(Figure contents as structured data)
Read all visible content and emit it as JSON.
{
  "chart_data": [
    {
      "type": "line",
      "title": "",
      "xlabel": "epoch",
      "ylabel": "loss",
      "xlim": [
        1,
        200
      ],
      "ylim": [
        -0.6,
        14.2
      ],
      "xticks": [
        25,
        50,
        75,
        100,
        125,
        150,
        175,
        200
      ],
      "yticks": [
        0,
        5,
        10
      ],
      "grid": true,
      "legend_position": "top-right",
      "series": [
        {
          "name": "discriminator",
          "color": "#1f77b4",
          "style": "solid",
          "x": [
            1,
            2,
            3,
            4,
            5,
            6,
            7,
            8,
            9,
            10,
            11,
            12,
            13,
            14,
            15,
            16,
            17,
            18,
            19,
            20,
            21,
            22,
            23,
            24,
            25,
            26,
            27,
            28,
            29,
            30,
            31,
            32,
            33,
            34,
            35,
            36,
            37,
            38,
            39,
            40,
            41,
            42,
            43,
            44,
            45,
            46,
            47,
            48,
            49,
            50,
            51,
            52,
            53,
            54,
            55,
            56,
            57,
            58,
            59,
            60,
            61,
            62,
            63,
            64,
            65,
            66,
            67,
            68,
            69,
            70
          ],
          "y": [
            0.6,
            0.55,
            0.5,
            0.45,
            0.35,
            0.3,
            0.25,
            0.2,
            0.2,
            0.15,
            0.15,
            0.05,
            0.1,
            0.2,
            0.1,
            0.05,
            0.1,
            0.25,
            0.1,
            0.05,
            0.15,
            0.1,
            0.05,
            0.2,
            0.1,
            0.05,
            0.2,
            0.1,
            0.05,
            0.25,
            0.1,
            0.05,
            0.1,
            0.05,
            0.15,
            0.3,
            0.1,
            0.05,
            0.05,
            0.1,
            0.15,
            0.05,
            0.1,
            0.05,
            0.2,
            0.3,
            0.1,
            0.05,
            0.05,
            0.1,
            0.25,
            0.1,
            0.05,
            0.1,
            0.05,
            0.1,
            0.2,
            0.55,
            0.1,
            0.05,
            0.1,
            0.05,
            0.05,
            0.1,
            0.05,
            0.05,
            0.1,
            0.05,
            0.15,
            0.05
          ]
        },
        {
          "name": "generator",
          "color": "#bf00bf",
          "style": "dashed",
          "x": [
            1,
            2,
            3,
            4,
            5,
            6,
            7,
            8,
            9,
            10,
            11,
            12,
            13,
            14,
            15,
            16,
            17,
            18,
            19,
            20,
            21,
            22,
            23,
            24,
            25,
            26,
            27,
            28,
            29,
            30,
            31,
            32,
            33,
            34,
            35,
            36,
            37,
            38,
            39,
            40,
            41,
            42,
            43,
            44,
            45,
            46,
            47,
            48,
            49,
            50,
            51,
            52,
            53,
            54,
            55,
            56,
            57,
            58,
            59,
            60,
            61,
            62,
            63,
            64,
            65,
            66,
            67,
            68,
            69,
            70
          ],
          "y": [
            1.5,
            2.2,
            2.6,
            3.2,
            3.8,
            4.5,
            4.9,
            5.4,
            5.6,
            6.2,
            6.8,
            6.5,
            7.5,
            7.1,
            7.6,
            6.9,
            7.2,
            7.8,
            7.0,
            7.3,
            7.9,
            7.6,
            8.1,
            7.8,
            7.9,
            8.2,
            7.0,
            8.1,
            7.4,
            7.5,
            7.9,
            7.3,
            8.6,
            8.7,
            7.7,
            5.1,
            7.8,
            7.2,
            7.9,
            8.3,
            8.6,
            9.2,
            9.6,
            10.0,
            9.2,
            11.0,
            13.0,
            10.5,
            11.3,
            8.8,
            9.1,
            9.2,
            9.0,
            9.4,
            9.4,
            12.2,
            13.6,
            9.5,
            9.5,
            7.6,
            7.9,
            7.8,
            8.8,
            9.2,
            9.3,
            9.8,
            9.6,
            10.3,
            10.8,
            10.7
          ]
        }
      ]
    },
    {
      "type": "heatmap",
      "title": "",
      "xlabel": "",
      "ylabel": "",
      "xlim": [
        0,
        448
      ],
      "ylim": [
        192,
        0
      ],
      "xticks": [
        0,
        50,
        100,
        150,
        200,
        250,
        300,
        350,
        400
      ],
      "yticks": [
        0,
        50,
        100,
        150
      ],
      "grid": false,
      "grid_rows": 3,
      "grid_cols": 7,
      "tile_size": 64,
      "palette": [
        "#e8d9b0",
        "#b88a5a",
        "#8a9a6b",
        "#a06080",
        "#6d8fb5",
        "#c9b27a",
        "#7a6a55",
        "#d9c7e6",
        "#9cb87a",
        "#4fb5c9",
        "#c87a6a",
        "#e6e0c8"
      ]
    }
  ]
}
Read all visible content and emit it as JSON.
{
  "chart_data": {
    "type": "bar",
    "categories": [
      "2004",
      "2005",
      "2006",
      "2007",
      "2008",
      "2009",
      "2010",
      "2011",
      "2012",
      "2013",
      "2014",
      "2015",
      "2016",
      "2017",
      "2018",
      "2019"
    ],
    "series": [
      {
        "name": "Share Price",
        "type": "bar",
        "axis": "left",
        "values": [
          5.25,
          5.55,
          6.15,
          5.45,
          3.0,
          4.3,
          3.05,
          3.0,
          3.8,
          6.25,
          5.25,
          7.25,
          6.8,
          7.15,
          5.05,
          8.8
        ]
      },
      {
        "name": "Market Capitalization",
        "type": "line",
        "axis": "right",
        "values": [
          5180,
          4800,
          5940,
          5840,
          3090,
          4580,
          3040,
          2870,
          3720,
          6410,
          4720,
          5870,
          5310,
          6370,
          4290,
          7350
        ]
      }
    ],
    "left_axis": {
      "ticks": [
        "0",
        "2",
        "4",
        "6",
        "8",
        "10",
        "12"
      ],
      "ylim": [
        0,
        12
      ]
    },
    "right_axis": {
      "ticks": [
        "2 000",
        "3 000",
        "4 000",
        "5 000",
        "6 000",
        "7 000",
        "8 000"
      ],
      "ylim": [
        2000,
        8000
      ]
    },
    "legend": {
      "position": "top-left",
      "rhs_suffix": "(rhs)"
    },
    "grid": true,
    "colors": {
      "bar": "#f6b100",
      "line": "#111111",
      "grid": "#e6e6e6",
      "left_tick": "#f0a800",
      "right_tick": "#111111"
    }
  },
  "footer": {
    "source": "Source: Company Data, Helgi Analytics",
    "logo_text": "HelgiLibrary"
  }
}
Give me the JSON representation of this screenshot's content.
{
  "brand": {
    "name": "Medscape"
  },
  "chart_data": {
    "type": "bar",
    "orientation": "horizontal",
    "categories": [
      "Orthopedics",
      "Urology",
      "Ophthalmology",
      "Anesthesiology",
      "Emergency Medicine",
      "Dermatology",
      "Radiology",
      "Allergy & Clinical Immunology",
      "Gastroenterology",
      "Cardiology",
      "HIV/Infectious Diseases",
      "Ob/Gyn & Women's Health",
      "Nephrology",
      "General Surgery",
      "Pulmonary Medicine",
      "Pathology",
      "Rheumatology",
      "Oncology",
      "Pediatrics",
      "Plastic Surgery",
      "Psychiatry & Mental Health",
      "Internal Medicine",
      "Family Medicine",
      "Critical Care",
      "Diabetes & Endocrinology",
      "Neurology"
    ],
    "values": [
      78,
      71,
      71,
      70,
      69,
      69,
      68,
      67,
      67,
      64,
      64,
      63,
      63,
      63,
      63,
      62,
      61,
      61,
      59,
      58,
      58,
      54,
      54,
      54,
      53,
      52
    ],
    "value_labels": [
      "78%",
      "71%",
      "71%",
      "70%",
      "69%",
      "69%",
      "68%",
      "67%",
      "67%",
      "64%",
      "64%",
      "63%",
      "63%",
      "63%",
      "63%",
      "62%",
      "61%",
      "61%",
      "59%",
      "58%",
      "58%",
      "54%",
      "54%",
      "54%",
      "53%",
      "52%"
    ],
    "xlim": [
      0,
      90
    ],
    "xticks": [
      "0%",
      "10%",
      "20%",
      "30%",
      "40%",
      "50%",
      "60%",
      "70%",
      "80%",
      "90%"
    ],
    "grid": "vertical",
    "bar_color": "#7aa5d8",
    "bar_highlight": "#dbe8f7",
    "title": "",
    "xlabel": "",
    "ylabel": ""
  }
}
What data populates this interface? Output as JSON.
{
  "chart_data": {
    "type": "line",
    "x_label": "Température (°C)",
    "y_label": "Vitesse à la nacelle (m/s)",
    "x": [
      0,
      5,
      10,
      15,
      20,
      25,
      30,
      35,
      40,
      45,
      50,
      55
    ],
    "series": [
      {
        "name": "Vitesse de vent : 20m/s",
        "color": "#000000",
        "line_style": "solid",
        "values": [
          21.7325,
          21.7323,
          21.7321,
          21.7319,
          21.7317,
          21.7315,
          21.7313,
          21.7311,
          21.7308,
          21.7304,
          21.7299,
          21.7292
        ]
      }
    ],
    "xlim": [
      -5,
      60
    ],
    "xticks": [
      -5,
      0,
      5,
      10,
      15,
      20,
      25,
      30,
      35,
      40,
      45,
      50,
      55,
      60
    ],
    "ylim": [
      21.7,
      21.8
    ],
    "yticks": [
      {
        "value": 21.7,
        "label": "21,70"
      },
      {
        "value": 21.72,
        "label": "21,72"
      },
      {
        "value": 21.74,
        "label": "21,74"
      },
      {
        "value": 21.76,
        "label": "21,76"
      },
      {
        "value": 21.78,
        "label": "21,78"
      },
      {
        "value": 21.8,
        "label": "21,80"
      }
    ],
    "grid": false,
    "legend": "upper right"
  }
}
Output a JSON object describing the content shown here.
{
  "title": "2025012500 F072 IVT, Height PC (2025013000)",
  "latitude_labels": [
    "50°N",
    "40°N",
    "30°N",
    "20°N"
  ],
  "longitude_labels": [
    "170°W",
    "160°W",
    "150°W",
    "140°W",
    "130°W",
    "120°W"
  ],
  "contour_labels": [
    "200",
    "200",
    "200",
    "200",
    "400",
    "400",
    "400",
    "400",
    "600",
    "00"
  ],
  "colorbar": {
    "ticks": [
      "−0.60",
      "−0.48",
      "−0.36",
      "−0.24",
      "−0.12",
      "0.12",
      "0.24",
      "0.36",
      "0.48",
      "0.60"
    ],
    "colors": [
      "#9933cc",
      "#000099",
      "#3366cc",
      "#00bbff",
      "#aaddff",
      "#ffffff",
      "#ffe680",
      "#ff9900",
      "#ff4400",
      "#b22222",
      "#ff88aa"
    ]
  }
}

# TASK REQUIREMENTS
Take the line with "Output a JSON" and all lines after it to the last line, and reproduce them exactly.

# ANSWER BELOW
Output a JSON object describing the content shown here.
{
  "title": "2025012500 F072 IVT, Height PC (2025013000)",
  "latitude_labels": [
    "50°N",
    "40°N",
    "30°N",
    "20°N"
  ],
  "longitude_labels": [
    "170°W",
    "160°W",
    "150°W",
    "140°W",
    "130°W",
    "120°W"
  ],
  "contour_labels": [
    "200",
    "200",
    "200",
    "200",
    "400",
    "400",
    "400",
    "400",
    "600",
    "00"
  ],
  "colorbar": {
    "ticks": [
      "−0.60",
      "−0.48",
      "−0.36",
      "−0.24",
      "−0.12",
      "0.12",
      "0.24",
      "0.36",
      "0.48",
      "0.60"
    ],
    "colors": [
      "#9933cc",
      "#000099",
      "#3366cc",
      "#00bbff",
      "#aaddff",
      "#ffffff",
      "#ffe680",
      "#ff9900",
      "#ff4400",
      "#b22222",
      "#ff88aa"
    ]
  }
}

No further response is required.